▶ **Exercise**:
Give the entries again exactly, every one of them.

▶ **Material**:
--------------------

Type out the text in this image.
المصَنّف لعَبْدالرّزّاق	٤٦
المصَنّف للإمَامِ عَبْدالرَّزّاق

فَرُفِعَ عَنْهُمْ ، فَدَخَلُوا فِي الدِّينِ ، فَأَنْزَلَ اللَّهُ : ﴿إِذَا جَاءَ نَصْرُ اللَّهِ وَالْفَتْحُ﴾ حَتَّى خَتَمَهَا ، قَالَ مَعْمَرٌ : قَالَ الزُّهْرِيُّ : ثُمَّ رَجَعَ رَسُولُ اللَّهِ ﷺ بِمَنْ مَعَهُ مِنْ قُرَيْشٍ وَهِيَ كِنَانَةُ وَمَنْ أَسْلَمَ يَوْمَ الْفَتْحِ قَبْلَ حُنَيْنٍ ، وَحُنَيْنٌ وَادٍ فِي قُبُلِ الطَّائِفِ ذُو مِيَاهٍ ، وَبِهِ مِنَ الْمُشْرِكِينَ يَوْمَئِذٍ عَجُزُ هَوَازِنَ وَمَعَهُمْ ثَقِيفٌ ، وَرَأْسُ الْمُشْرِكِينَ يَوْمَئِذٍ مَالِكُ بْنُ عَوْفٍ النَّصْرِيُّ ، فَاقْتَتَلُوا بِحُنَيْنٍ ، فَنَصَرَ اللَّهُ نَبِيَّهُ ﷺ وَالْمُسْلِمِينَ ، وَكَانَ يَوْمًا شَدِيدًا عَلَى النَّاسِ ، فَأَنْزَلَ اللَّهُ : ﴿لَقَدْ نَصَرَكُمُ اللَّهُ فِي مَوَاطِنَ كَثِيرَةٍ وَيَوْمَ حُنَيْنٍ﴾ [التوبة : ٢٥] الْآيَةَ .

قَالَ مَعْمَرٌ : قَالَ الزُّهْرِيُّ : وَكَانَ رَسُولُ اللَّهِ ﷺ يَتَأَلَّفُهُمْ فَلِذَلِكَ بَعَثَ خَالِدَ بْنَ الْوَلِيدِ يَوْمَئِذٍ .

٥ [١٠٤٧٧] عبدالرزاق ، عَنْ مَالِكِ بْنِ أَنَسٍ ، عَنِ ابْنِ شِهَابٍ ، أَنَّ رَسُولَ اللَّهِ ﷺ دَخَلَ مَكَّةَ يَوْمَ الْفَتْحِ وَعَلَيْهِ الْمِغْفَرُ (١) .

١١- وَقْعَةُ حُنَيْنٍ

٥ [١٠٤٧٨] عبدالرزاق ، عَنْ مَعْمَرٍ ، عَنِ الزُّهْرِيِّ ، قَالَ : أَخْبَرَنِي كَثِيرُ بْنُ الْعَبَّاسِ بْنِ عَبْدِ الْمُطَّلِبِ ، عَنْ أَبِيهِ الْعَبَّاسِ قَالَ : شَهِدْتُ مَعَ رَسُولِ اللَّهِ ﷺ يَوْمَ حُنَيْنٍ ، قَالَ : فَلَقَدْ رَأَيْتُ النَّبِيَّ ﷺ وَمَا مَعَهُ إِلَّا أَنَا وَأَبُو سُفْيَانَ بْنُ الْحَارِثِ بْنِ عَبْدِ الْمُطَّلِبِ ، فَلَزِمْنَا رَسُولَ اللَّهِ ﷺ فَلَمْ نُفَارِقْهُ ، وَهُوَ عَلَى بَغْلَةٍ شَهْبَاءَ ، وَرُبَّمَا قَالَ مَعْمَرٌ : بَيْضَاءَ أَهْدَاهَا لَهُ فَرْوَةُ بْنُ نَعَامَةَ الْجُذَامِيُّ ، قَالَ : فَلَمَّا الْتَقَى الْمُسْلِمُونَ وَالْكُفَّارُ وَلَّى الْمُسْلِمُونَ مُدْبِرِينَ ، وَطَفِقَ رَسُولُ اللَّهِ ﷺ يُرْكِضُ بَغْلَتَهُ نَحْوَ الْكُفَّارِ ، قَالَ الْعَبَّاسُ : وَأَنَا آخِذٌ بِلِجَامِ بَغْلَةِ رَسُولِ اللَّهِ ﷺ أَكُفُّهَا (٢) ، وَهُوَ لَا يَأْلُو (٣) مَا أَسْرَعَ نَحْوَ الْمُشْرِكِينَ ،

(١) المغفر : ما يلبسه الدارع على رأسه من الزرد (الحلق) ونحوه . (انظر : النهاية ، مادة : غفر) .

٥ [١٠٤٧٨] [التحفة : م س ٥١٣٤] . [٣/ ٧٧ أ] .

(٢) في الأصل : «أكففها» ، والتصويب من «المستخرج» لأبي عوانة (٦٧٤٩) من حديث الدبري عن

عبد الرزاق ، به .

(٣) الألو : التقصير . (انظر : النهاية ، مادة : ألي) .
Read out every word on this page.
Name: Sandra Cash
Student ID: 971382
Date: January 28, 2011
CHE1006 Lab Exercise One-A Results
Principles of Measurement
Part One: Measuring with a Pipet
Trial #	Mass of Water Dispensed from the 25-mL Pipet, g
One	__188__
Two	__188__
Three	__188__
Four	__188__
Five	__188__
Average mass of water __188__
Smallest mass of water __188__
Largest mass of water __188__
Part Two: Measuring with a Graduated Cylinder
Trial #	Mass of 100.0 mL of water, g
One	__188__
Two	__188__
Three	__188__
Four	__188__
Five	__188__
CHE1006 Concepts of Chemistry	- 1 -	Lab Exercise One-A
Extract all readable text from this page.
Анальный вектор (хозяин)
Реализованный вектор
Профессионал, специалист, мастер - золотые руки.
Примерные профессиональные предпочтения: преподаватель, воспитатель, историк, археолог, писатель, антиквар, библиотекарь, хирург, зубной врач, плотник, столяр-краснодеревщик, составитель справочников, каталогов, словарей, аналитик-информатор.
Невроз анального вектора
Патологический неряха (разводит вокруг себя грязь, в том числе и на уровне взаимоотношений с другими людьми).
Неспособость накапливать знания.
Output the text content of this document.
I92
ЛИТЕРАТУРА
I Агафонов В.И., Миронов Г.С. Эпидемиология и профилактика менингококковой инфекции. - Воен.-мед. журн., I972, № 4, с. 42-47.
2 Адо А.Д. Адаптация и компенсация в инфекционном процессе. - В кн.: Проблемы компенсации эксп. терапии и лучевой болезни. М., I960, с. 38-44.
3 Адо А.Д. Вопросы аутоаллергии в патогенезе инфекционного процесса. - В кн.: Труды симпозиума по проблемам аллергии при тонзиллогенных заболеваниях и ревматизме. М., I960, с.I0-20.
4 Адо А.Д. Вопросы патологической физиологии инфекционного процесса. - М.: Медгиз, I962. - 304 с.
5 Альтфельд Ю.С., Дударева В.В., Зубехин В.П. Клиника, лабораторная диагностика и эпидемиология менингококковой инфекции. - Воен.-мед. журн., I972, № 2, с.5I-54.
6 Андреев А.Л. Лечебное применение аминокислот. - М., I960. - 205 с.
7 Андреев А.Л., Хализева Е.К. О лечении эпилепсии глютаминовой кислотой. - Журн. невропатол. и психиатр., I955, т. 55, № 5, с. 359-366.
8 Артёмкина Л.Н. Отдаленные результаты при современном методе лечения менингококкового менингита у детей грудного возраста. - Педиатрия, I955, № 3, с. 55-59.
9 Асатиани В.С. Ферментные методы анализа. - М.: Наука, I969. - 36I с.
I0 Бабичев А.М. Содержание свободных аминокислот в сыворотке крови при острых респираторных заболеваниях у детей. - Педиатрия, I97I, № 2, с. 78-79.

--------------------

▶ **Expected answer**:
Type out the text in this image.
المصَنّف لعَبْدالرّزّاق	٤٦
المصَنّف للإمَامِ عَبْدالرَّزّاق

فَرُفِعَ عَنْهُمْ ، فَدَخَلُوا فِي الدِّينِ ، فَأَنْزَلَ اللَّهُ : ﴿إِذَا جَاءَ نَصْرُ اللَّهِ وَالْفَتْحُ﴾ حَتَّى خَتَمَهَا ، قَالَ مَعْمَرٌ : قَالَ الزُّهْرِيُّ : ثُمَّ رَجَعَ رَسُولُ اللَّهِ ﷺ بِمَنْ مَعَهُ مِنْ قُرَيْشٍ وَهِيَ كِنَانَةُ وَمَنْ أَسْلَمَ يَوْمَ الْفَتْحِ قَبْلَ حُنَيْنٍ ، وَحُنَيْنٌ وَادٍ فِي قُبُلِ الطَّائِفِ ذُو مِيَاهٍ ، وَبِهِ مِنَ الْمُشْرِكِينَ يَوْمَئِذٍ عَجُزُ هَوَازِنَ وَمَعَهُمْ ثَقِيفٌ ، وَرَأْسُ الْمُشْرِكِينَ يَوْمَئِذٍ مَالِكُ بْنُ عَوْفٍ النَّصْرِيُّ ، فَاقْتَتَلُوا بِحُنَيْنٍ ، فَنَصَرَ اللَّهُ نَبِيَّهُ ﷺ وَالْمُسْلِمِينَ ، وَكَانَ يَوْمًا شَدِيدًا عَلَى النَّاسِ ، فَأَنْزَلَ اللَّهُ : ﴿لَقَدْ نَصَرَكُمُ اللَّهُ فِي مَوَاطِنَ كَثِيرَةٍ وَيَوْمَ حُنَيْنٍ﴾ [التوبة : ٢٥] الْآيَةَ .

قَالَ مَعْمَرٌ : قَالَ الزُّهْرِيُّ : وَكَانَ رَسُولُ اللَّهِ ﷺ يَتَأَلَّفُهُمْ فَلِذَلِكَ بَعَثَ خَالِدَ بْنَ الْوَلِيدِ يَوْمَئِذٍ .

٥ [١٠٤٧٧] عبدالرزاق ، عَنْ مَالِكِ بْنِ أَنَسٍ ، عَنِ ابْنِ شِهَابٍ ، أَنَّ رَسُولَ اللَّهِ ﷺ دَخَلَ مَكَّةَ يَوْمَ الْفَتْحِ وَعَلَيْهِ الْمِغْفَرُ (١) .

١١- وَقْعَةُ حُنَيْنٍ

٥ [١٠٤٧٨] عبدالرزاق ، عَنْ مَعْمَرٍ ، عَنِ الزُّهْرِيِّ ، قَالَ : أَخْبَرَنِي كَثِيرُ بْنُ الْعَبَّاسِ بْنِ عَبْدِ الْمُطَّلِبِ ، عَنْ أَبِيهِ الْعَبَّاسِ قَالَ : شَهِدْتُ مَعَ رَسُولِ اللَّهِ ﷺ يَوْمَ حُنَيْنٍ ، قَالَ : فَلَقَدْ رَأَيْتُ النَّبِيَّ ﷺ وَمَا مَعَهُ إِلَّا أَنَا وَأَبُو سُفْيَانَ بْنُ الْحَارِثِ بْنِ عَبْدِ الْمُطَّلِبِ ، فَلَزِمْنَا رَسُولَ اللَّهِ ﷺ فَلَمْ نُفَارِقْهُ ، وَهُوَ عَلَى بَغْلَةٍ شَهْبَاءَ ، وَرُبَّمَا قَالَ مَعْمَرٌ : بَيْضَاءَ أَهْدَاهَا لَهُ فَرْوَةُ بْنُ نَعَامَةَ الْجُذَامِيُّ ، قَالَ : فَلَمَّا الْتَقَى الْمُسْلِمُونَ وَالْكُفَّارُ وَلَّى الْمُسْلِمُونَ مُدْبِرِينَ ، وَطَفِقَ رَسُولُ اللَّهِ ﷺ يُرْكِضُ بَغْلَتَهُ نَحْوَ الْكُفَّارِ ، قَالَ الْعَبَّاسُ : وَأَنَا آخِذٌ بِلِجَامِ بَغْلَةِ رَسُولِ اللَّهِ ﷺ أَكُفُّهَا (٢) ، وَهُوَ لَا يَأْلُو (٣) مَا أَسْرَعَ نَحْوَ الْمُشْرِكِينَ ،

(١) المغفر : ما يلبسه الدارع على رأسه من الزرد (الحلق) ونحوه . (انظر : النهاية ، مادة : غفر) .

٥ [١٠٤٧٨] [التحفة : م س ٥١٣٤] . [٣/ ٧٧ أ] .

(٢) في الأصل : «أكففها» ، والتصويب من «المستخرج» لأبي عوانة (٦٧٤٩) من حديث الدبري عن

عبد الرزاق ، به .

(٣) الألو : التقصير . (انظر : النهاية ، مادة : ألي) .
Read out every word on this page.
Name: Sandra Cash
Student ID: 971382
Date: January 28, 2011
CHE1006 Lab Exercise One-A Results
Principles of Measurement
Part One: Measuring with a Pipet
Trial #	Mass of Water Dispensed from the 25-mL Pipet, g
One	__188__
Two	__188__
Three	__188__
Four	__188__
Five	__188__
Average mass of water __188__
Smallest mass of water __188__
Largest mass of water __188__
Part Two: Measuring with a Graduated Cylinder
Trial #	Mass of 100.0 mL of water, g
One	__188__
Two	__188__
Three	__188__
Four	__188__
Five	__188__
CHE1006 Concepts of Chemistry	- 1 -	Lab Exercise One-A
Extract all readable text from this page.
Анальный вектор (хозяин)
Реализованный вектор
Профессионал, специалист, мастер - золотые руки.
Примерные профессиональные предпочтения: преподаватель, воспитатель, историк, археолог, писатель, антиквар, библиотекарь, хирург, зубной врач, плотник, столяр-краснодеревщик, составитель справочников, каталогов, словарей, аналитик-информатор.
Невроз анального вектора
Патологический неряха (разводит вокруг себя грязь, в том числе и на уровне взаимоотношений с другими людьми).
Неспособость накапливать знания.
Output the text content of this document.
I92
ЛИТЕРАТУРА
I Агафонов В.И., Миронов Г.С. Эпидемиология и профилактика менингококковой инфекции. - Воен.-мед. журн., I972, № 4, с. 42-47.
2 Адо А.Д. Адаптация и компенсация в инфекционном процессе. - В кн.: Проблемы компенсации эксп. терапии и лучевой болезни. М., I960, с. 38-44.
3 Адо А.Д. Вопросы аутоаллергии в патогенезе инфекционного процесса. - В кн.: Труды симпозиума по проблемам аллергии при тонзиллогенных заболеваниях и ревматизме. М., I960, с.I0-20.
4 Адо А.Д. Вопросы патологической физиологии инфекционного процесса. - М.: Медгиз, I962. - 304 с.
5 Альтфельд Ю.С., Дударева В.В., Зубехин В.П. Клиника, лабораторная диагностика и эпидемиология менингококковой инфекции. - Воен.-мед. журн., I972, № 2, с.5I-54.
6 Андреев А.Л. Лечебное применение аминокислот. - М., I960. - 205 с.
7 Андреев А.Л., Хализева Е.К. О лечении эпилепсии глютаминовой кислотой. - Журн. невропатол. и психиатр., I955, т. 55, № 5, с. 359-366.
8 Артёмкина Л.Н. Отдаленные результаты при современном методе лечения менингококкового менингита у детей грудного возраста. - Педиатрия, I955, № 3, с. 55-59.
9 Асатиани В.С. Ферментные методы анализа. - М.: Наука, I969. - 36I с.
I0 Бабичев А.М. Содержание свободных аминокислот в сыворотке крови при острых респираторных заболеваниях у детей. - Педиатрия, I97I, № 2, с. 78-79.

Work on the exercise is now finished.